Text for analysis.
○ ○ ○ ○ ○
The mystery

This section includes a series of thoughts aimed at explaining the scientific and clinical path that led me to formulate the hypothesis which I then went on to demonstrate.

After starting my specialist training, I immediately focused on clinical activity and research, realising that a professional dedicated to science should also have a clear idea of the clinical expression of the disease, only then to direct the studies to the molecular component.

During my second year, I found myself attending a clinic for the treatment of vitiligo. As there were many machines available (phototherapy, micro-phototherapy, etc.), I felt sure that I could make my patients feel better. With passion, I devoted myself to seeing men, women and children suffering from vitiligo… In three years of attending the clinic, countless people passed before my eyes, all having different stories, often linked to the personal suffering caused by this disease (defined by many as just “cosmetic”!). As I saw these people, I observed their colour patches, spread everywhere but very often in some characteristic points (face, hands, feet) and often treated in different ways… but nevertheless still there, almost making a mockery of medical science and those who practise it, challenging us dermatologists and our theories.
○ ○ ○ ○ ○
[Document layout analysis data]
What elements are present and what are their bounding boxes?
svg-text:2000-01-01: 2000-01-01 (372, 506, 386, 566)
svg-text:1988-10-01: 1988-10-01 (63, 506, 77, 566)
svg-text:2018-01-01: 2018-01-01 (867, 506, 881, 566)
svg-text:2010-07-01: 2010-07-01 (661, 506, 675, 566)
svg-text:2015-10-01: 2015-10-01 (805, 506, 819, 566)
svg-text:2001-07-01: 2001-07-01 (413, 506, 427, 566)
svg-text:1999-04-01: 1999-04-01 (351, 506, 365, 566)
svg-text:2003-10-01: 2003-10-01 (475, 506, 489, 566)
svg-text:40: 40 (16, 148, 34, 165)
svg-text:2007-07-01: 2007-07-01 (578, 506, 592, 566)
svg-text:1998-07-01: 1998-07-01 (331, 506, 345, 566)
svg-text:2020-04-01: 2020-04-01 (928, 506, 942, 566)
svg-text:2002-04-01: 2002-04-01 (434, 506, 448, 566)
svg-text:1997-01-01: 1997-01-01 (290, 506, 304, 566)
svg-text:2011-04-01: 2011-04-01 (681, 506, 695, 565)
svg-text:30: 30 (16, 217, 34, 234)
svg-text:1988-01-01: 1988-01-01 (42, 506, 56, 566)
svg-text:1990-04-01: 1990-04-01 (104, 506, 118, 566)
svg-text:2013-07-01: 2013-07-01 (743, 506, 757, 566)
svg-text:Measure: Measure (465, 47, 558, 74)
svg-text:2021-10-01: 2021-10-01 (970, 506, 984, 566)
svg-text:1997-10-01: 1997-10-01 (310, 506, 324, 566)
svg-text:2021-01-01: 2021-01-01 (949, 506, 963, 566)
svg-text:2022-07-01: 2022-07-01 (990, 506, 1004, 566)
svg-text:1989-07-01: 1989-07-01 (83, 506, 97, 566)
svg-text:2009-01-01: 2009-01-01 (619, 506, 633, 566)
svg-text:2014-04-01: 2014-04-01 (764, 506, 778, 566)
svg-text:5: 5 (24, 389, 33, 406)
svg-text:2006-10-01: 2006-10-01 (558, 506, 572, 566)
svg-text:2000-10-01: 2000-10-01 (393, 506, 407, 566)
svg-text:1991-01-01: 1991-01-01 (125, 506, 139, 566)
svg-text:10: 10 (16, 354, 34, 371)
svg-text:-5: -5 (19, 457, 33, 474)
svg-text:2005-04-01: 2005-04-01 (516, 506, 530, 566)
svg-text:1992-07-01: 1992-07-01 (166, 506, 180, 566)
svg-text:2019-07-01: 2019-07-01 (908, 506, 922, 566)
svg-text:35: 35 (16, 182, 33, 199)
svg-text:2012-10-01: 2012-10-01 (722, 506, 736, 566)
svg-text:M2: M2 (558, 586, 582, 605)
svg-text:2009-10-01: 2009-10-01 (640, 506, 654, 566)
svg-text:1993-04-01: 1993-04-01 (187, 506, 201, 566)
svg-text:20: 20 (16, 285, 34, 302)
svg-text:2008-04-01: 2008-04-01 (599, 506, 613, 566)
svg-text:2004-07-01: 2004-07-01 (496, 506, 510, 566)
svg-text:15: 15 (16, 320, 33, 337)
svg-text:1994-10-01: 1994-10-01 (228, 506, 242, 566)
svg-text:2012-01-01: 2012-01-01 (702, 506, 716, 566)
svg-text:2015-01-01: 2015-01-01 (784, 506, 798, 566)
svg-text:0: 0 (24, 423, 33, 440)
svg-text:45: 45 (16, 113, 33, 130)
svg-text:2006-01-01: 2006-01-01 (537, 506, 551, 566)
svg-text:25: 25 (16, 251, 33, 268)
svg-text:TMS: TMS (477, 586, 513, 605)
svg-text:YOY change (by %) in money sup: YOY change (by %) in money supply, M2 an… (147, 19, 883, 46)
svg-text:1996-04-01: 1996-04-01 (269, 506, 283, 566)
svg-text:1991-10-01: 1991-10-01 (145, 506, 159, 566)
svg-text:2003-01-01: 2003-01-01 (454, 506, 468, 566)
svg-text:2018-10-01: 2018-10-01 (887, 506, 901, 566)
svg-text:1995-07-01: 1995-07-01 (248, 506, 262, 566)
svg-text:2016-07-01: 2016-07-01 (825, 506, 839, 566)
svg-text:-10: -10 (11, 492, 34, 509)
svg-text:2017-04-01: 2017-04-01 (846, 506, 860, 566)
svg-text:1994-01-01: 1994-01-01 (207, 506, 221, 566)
○ ○ ○ ○ ○
Questions.
**A.** In the text about vitiligo, how many years did the writer spend attending the vitiligo clinic?
**B.** Resume the vitiligo account from the point where it stops.

Per-task outputs.
**A.** Three years.

**B.**
So, patient after patient, skin patch after skin patch, ineffective treatment after ineffective treatment, I started to realise that I was faced with a real mystery… skin that was absolutely perfect in all its details… no reddening, no burning, no itchy sensation, no change in texture or adnexa, no scales or papules or wheals or anything of that nature. Skin just like everyone else’s but different – due to the complete lack of pigmentation, only a very sharp margin, almost cut with a knife blade, defining a boundary with very little there to stop the advancement of the “white”.

So where did the melanocytes go? How did they leave, without giving any other sign or symptom…? Due to my pathophysiological knowledge of the skin, this really was a mystery! A cell that disappears or is destroyed without leaving a trace, very often always in the same areas… This phenomenon had no equal in skin diseases.

The immune system is to blame! This was the explanation I heard at all the conferences! The immune system, this watchman who so often turns against the person it should be keeping an eye on… but is it really always the immune system’s fault? In medicine, over the years, we have gone from viruses, to genetics, to the immune system… when we don’t know who is at fault we drag the immune system into it. But if it really was to blame, why weren’t our traditional weapons for making it see who is really in charge (corticosteroids or immunosuppressants) effective against vitiligo? Was this disease so clever, so capable of giving no sign of itself other than hypo pigmentation, of manifesting itself wherever it wanted and making immunosuppressant treatments ineffective, despite theoretically having an autoimmune pathogenesis?

It was slowly starting to dawn on me that it was not the disease that was clever: all diseases are stupid. They behave that way because they can’t do anything else… we are the ones who don’t understand them! In hindsight, therefore, I can definitely say that until then we had understood very little about this disease.

The first step

At this point, I decided to try and understand more about it.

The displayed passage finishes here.